## [Job]
Transcribe every line exactly. Leave the pictures behind.

## [Stored items]
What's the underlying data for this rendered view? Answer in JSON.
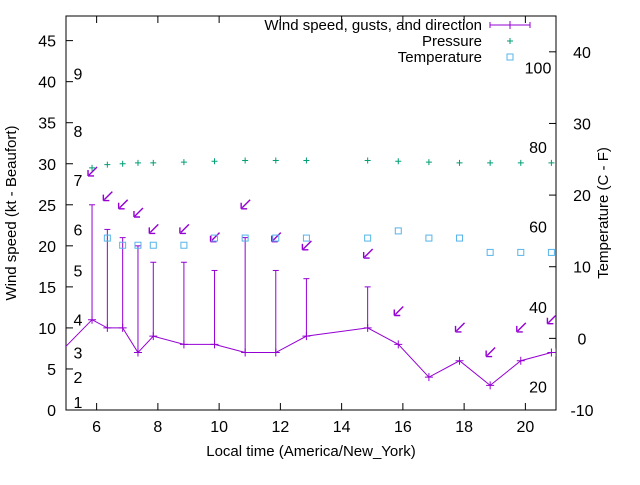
{
  "chart_data": {
    "type": "line",
    "xlabel": "Local time (America/New_York)",
    "ylabel": "Wind speed (kt - Beaufort)",
    "y2label": "Temperature (C - F)",
    "xlim": [
      5,
      21
    ],
    "ylim": [
      0,
      48
    ],
    "y2lim": [
      -10,
      45
    ],
    "x_ticks": [
      6,
      8,
      10,
      12,
      14,
      16,
      18,
      20
    ],
    "y_ticks": [
      0,
      5,
      10,
      15,
      20,
      25,
      30,
      35,
      40,
      45
    ],
    "y2_ticks": [
      -10,
      0,
      10,
      20,
      30,
      40
    ],
    "beaufort_labels": [
      {
        "label": "1",
        "y": 1
      },
      {
        "label": "2",
        "y": 4
      },
      {
        "label": "3",
        "y": 7
      },
      {
        "label": "4",
        "y": 11
      },
      {
        "label": "5",
        "y": 17
      },
      {
        "label": "6",
        "y": 22
      },
      {
        "label": "7",
        "y": 28
      },
      {
        "label": "8",
        "y": 34
      },
      {
        "label": "9",
        "y": 41
      }
    ],
    "fahrenheit_labels": [
      {
        "label": "20",
        "c": -6.7
      },
      {
        "label": "40",
        "c": 4.4
      },
      {
        "label": "60",
        "c": 15.6
      },
      {
        "label": "80",
        "c": 26.7
      },
      {
        "label": "100",
        "c": 37.8
      }
    ],
    "legend_position": "top-right",
    "series": [
      {
        "name": "Wind speed, gusts, and direction",
        "color": "#9400d3",
        "x": [
          4.8,
          5.85,
          6.35,
          6.85,
          7.35,
          7.85,
          8.85,
          9.85,
          10.85,
          11.85,
          12.85,
          14.85,
          15.85,
          16.85,
          17.85,
          18.85,
          19.85,
          20.85,
          21.0
        ],
        "values": [
          7,
          11,
          10,
          10,
          7,
          9,
          8,
          8,
          7,
          7,
          9,
          10,
          8,
          4,
          6,
          3,
          6,
          7,
          7
        ],
        "gusts": [
          null,
          25,
          22,
          21,
          20,
          18,
          18,
          17,
          21,
          17,
          16,
          15,
          null,
          null,
          null,
          null,
          null,
          null,
          null
        ],
        "direction_points": [
          {
            "x": 5.85,
            "y": 29
          },
          {
            "x": 6.35,
            "y": 26
          },
          {
            "x": 6.85,
            "y": 25
          },
          {
            "x": 7.35,
            "y": 24
          },
          {
            "x": 7.85,
            "y": 22
          },
          {
            "x": 8.85,
            "y": 22
          },
          {
            "x": 9.85,
            "y": 21
          },
          {
            "x": 10.85,
            "y": 25
          },
          {
            "x": 11.85,
            "y": 21
          },
          {
            "x": 12.85,
            "y": 20
          },
          {
            "x": 14.85,
            "y": 19
          },
          {
            "x": 15.85,
            "y": 12
          },
          {
            "x": 17.85,
            "y": 10
          },
          {
            "x": 18.85,
            "y": 7
          },
          {
            "x": 19.85,
            "y": 10
          },
          {
            "x": 20.85,
            "y": 11
          }
        ]
      },
      {
        "name": "Pressure",
        "color": "#009e73",
        "x": [
          5.85,
          6.35,
          6.85,
          7.35,
          7.85,
          8.85,
          9.85,
          10.85,
          11.85,
          12.85,
          14.85,
          15.85,
          16.85,
          17.85,
          18.85,
          19.85,
          20.85
        ],
        "values": [
          29.5,
          29.9,
          30.0,
          30.1,
          30.1,
          30.2,
          30.3,
          30.4,
          30.4,
          30.4,
          30.4,
          30.3,
          30.2,
          30.1,
          30.1,
          30.1,
          30.1
        ]
      },
      {
        "name": "Temperature",
        "color": "#56b4e9",
        "axis": "y2",
        "x": [
          6.35,
          6.85,
          7.35,
          7.85,
          8.85,
          9.85,
          10.85,
          11.85,
          12.85,
          14.85,
          15.85,
          16.85,
          17.85,
          18.85,
          19.85,
          20.85
        ],
        "values": [
          14,
          13,
          13,
          13,
          13,
          14,
          14,
          14,
          14,
          14,
          15,
          14,
          14,
          12,
          12,
          12
        ]
      }
    ]
  }
}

## [Answer to this task]
What's the underlying data for this rendered view? Answer in JSON.
{
  "chart_data": {
    "type": "line",
    "xlabel": "Local time (America/New_York)",
    "ylabel": "Wind speed (kt - Beaufort)",
    "y2label": "Temperature (C - F)",
    "xlim": [
      5,
      21
    ],
    "ylim": [
      0,
      48
    ],
    "y2lim": [
      -10,
      45
    ],
    "x_ticks": [
      6,
      8,
      10,
      12,
      14,
      16,
      18,
      20
    ],
    "y_ticks": [
      0,
      5,
      10,
      15,
      20,
      25,
      30,
      35,
      40,
      45
    ],
    "y2_ticks": [
      -10,
      0,
      10,
      20,
      30,
      40
    ],
    "beaufort_labels": [
      {
        "label": "1",
        "y": 1
      },
      {
        "label": "2",
        "y": 4
      },
      {
        "label": "3",
        "y": 7
      },
      {
        "label": "4",
        "y": 11
      },
      {
        "label": "5",
        "y": 17
      },
      {
        "label": "6",
        "y": 22
      },
      {
        "label": "7",
        "y": 28
      },
      {
        "label": "8",
        "y": 34
      },
      {
        "label": "9",
        "y": 41
      }
    ],
    "fahrenheit_labels": [
      {
        "label": "20",
        "c": -6.7
      },
      {
        "label": "40",
        "c": 4.4
      },
      {
        "label": "60",
        "c": 15.6
      },
      {
        "label": "80",
        "c": 26.7
      },
      {
        "label": "100",
        "c": 37.8
      }
    ],
    "legend_position": "top-right",
    "series": [
      {
        "name": "Wind speed, gusts, and direction",
        "color": "#9400d3",
        "x": [
          4.8,
          5.85,
          6.35,
          6.85,
          7.35,
          7.85,
          8.85,
          9.85,
          10.85,
          11.85,
          12.85,
          14.85,
          15.85,
          16.85,
          17.85,
          18.85,
          19.85,
          20.85,
          21.0
        ],
        "values": [
          7,
          11,
          10,
          10,
          7,
          9,
          8,
          8,
          7,
          7,
          9,
          10,
          8,
          4,
          6,
          3,
          6,
          7,
          7
        ],
        "gusts": [
          null,
          25,
          22,
          21,
          20,
          18,
          18,
          17,
          21,
          17,
          16,
          15,
          null,
          null,
          null,
          null,
          null,
          null,
          null
        ],
        "direction_points": [
          {
            "x": 5.85,
            "y": 29
          },
          {
            "x": 6.35,
            "y": 26
          },
          {
            "x": 6.85,
            "y": 25
          },
          {
            "x": 7.35,
            "y": 24
          },
          {
            "x": 7.85,
            "y": 22
          },
          {
            "x": 8.85,
            "y": 22
          },
          {
            "x": 9.85,
            "y": 21
          },
          {
            "x": 10.85,
            "y": 25
          },
          {
            "x": 11.85,
            "y": 21
          },
          {
            "x": 12.85,
            "y": 20
          },
          {
            "x": 14.85,
            "y": 19
          },
          {
            "x": 15.85,
            "y": 12
          },
          {
            "x": 17.85,
            "y": 10
          },
          {
            "x": 18.85,
            "y": 7
          },
          {
            "x": 19.85,
            "y": 10
          },
          {
            "x": 20.85,
            "y": 11
          }
        ]
      },
      {
        "name": "Pressure",
        "color": "#009e73",
        "x": [
          5.85,
          6.35,
          6.85,
          7.35,
          7.85,
          8.85,
          9.85,
          10.85,
          11.85,
          12.85,
          14.85,
          15.85,
          16.85,
          17.85,
          18.85,
          19.85,
          20.85
        ],
        "values": [
          29.5,
          29.9,
          30.0,
          30.1,
          30.1,
          30.2,
          30.3,
          30.4,
          30.4,
          30.4,
          30.4,
          30.3,
          30.2,
          30.1,
          30.1,
          30.1,
          30.1
        ]
      },
      {
        "name": "Temperature",
        "color": "#56b4e9",
        "axis": "y2",
        "x": [
          6.35,
          6.85,
          7.35,
          7.85,
          8.85,
          9.85,
          10.85,
          11.85,
          12.85,
          14.85,
          15.85,
          16.85,
          17.85,
          18.85,
          19.85,
          20.85
        ],
        "values": [
          14,
          13,
          13,
          13,
          13,
          14,
          14,
          14,
          14,
          14,
          15,
          14,
          14,
          12,
          12,
          12
        ]
      }
    ]
  }
}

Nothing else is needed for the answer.